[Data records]
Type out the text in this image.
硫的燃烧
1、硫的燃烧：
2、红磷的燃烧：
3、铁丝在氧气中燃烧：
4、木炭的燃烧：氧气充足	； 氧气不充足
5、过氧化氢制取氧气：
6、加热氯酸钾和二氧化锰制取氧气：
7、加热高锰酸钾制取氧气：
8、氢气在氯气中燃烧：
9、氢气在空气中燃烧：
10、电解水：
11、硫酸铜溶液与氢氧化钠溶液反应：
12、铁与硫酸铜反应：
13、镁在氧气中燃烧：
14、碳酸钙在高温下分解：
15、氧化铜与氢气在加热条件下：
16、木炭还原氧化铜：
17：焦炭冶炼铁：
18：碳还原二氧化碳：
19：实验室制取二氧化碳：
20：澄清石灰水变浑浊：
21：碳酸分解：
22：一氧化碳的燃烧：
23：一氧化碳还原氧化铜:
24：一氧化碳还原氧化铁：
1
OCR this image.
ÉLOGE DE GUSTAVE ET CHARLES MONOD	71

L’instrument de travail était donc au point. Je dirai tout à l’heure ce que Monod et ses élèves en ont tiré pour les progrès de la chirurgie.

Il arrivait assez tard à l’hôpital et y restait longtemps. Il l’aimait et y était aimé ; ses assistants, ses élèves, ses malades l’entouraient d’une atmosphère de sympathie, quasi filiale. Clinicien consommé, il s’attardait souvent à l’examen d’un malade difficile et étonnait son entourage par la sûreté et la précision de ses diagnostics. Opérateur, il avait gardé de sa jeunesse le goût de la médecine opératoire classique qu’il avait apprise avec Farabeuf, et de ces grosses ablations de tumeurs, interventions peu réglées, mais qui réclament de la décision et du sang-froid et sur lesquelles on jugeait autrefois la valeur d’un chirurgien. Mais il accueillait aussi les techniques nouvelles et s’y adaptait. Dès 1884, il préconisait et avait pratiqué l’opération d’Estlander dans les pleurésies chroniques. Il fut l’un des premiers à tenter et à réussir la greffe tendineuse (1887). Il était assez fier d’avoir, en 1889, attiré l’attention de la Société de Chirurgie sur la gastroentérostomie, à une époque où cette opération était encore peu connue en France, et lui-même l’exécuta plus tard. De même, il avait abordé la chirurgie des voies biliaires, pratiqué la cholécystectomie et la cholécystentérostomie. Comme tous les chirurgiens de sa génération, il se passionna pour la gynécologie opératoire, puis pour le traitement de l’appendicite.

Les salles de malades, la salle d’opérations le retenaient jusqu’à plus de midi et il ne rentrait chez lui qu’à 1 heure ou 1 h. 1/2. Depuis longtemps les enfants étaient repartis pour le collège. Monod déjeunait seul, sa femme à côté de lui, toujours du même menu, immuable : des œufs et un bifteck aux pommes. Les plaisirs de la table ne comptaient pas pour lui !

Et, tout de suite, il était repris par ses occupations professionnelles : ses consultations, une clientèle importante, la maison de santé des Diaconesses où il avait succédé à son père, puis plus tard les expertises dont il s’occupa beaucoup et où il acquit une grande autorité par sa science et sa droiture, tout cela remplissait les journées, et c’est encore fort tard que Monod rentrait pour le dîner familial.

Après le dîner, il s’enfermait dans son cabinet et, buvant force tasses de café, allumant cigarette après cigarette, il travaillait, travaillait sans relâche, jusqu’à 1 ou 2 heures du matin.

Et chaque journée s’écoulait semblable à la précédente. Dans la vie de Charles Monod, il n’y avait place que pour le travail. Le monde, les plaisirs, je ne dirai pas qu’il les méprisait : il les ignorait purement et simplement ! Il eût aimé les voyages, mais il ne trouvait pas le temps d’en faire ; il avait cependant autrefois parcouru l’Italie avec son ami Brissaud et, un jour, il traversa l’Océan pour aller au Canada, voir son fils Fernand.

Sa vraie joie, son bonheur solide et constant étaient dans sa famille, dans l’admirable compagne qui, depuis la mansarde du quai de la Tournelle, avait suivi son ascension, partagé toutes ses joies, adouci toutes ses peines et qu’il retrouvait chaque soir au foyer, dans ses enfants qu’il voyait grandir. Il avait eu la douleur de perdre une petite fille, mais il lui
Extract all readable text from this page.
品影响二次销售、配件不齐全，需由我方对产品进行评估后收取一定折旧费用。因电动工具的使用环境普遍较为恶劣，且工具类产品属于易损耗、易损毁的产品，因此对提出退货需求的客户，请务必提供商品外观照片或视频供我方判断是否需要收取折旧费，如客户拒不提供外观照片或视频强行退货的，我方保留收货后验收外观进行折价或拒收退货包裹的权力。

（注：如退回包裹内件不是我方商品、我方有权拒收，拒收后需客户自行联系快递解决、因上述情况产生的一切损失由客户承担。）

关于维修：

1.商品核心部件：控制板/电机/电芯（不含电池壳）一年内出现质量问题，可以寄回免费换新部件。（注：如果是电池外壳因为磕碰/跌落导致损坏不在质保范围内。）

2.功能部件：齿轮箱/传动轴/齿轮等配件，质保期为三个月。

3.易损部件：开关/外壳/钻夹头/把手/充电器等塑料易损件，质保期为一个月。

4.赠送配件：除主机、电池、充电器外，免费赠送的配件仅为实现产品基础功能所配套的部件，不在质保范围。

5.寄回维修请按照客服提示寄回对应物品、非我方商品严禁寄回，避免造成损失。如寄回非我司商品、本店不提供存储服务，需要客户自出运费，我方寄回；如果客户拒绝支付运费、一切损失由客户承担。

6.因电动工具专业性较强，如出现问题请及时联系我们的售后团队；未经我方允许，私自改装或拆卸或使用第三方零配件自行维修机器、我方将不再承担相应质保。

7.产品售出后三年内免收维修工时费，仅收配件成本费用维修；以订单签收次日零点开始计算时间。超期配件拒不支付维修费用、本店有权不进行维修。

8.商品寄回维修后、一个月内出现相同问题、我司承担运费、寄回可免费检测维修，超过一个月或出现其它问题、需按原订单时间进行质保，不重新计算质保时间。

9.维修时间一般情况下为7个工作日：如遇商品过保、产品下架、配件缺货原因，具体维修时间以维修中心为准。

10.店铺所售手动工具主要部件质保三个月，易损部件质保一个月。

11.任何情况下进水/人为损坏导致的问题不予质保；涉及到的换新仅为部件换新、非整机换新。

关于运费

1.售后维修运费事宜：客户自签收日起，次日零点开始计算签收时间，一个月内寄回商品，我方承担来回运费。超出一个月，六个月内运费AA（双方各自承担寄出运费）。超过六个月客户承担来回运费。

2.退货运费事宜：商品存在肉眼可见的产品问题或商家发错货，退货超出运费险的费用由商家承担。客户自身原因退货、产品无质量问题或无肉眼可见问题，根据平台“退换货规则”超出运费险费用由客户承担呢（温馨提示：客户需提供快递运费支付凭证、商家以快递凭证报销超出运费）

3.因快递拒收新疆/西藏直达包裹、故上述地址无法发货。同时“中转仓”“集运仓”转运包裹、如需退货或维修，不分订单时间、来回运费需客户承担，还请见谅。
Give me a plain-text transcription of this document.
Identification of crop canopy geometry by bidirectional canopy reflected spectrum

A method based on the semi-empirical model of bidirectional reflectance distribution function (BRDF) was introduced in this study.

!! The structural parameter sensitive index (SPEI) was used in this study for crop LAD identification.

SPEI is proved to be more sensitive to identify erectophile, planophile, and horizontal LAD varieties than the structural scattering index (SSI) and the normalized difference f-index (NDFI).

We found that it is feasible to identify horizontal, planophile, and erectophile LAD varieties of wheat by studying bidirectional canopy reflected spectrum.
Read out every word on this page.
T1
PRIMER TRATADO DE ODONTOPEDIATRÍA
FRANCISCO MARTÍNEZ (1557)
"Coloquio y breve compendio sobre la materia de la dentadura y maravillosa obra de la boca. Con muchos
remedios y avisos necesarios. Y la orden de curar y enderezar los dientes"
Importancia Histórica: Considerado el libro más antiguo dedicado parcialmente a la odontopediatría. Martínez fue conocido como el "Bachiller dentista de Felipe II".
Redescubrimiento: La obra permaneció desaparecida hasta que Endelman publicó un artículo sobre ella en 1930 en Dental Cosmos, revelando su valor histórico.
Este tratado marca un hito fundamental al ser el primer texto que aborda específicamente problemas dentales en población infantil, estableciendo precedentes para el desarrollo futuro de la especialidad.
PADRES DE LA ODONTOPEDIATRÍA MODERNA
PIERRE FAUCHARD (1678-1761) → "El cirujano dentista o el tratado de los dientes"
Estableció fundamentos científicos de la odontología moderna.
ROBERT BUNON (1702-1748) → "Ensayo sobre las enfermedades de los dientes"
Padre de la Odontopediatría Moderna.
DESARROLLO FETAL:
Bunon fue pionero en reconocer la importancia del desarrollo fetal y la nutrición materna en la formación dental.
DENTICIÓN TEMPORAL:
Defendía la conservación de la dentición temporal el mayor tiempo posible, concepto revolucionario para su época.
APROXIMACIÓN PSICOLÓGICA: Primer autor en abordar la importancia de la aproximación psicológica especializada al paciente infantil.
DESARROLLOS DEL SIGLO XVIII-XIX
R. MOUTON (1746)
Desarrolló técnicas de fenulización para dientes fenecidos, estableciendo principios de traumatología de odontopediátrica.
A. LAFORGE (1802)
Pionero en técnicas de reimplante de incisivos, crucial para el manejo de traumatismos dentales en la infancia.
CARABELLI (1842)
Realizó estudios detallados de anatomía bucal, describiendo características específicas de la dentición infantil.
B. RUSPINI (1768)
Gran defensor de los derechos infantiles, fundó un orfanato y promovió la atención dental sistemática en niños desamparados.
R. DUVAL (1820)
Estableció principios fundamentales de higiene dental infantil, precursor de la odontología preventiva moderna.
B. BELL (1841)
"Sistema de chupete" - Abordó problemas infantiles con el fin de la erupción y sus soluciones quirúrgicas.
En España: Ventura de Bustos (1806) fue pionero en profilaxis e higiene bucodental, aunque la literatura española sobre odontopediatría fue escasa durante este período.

* [WHAT THE EXERCISE ASKS]:
Pull out each line of the records holding the string "sensitive".

* [SOLUTION BELOW]:
!! The structural parameter sensitive index (SPEI) was used in this study for crop LAD identification.
SPEI is proved to be more sensitive to identify erectophile, planophile, and horizontal LAD varieties than the structural scattering index (SSI) and the normalized difference f-index (NDFI).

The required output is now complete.